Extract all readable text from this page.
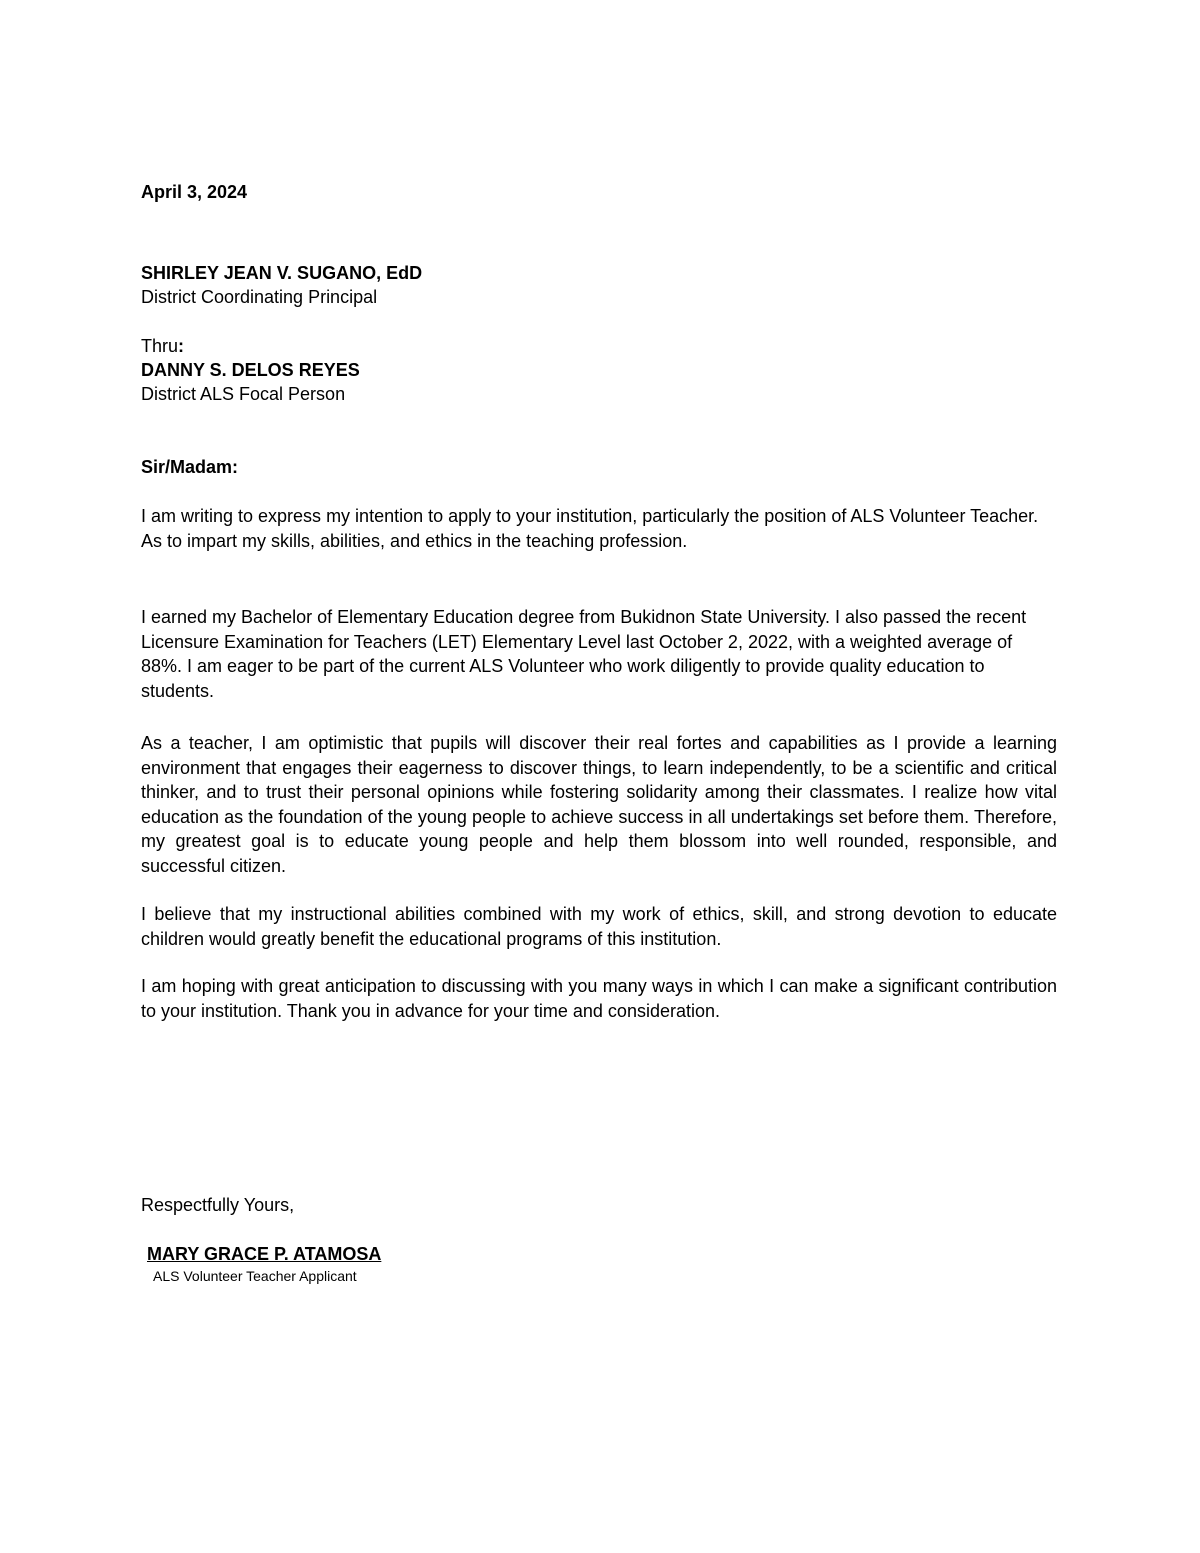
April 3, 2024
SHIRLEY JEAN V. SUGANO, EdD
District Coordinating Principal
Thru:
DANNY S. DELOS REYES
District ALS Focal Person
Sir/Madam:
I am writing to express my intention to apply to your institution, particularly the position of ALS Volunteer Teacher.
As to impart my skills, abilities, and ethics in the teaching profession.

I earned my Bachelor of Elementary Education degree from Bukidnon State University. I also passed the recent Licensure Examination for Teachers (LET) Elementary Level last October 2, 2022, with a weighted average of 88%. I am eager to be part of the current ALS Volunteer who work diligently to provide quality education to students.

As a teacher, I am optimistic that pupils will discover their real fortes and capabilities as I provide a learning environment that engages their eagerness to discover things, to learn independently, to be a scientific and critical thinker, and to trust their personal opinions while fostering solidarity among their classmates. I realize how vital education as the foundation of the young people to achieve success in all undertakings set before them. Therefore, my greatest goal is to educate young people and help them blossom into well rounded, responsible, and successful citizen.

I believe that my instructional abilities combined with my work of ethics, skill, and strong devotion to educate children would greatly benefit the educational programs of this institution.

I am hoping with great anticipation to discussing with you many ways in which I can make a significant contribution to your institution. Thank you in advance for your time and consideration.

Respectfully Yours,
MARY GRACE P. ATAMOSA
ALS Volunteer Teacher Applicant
_ _ _
■ Exercise goal:
Lines containing the string "from" are to be selected and copied.

■ Task result:
Extract all readable text from this page.
I earned my Bachelor of Elementary Education degree from Bukidnon State University. I also passed the recent Licensure Examination for Teachers (LET) Elementary Level last October 2, 2022, with a weighted average of 88%. I am eager to be part of the current ALS Volunteer who work diligently to provide quality education to students.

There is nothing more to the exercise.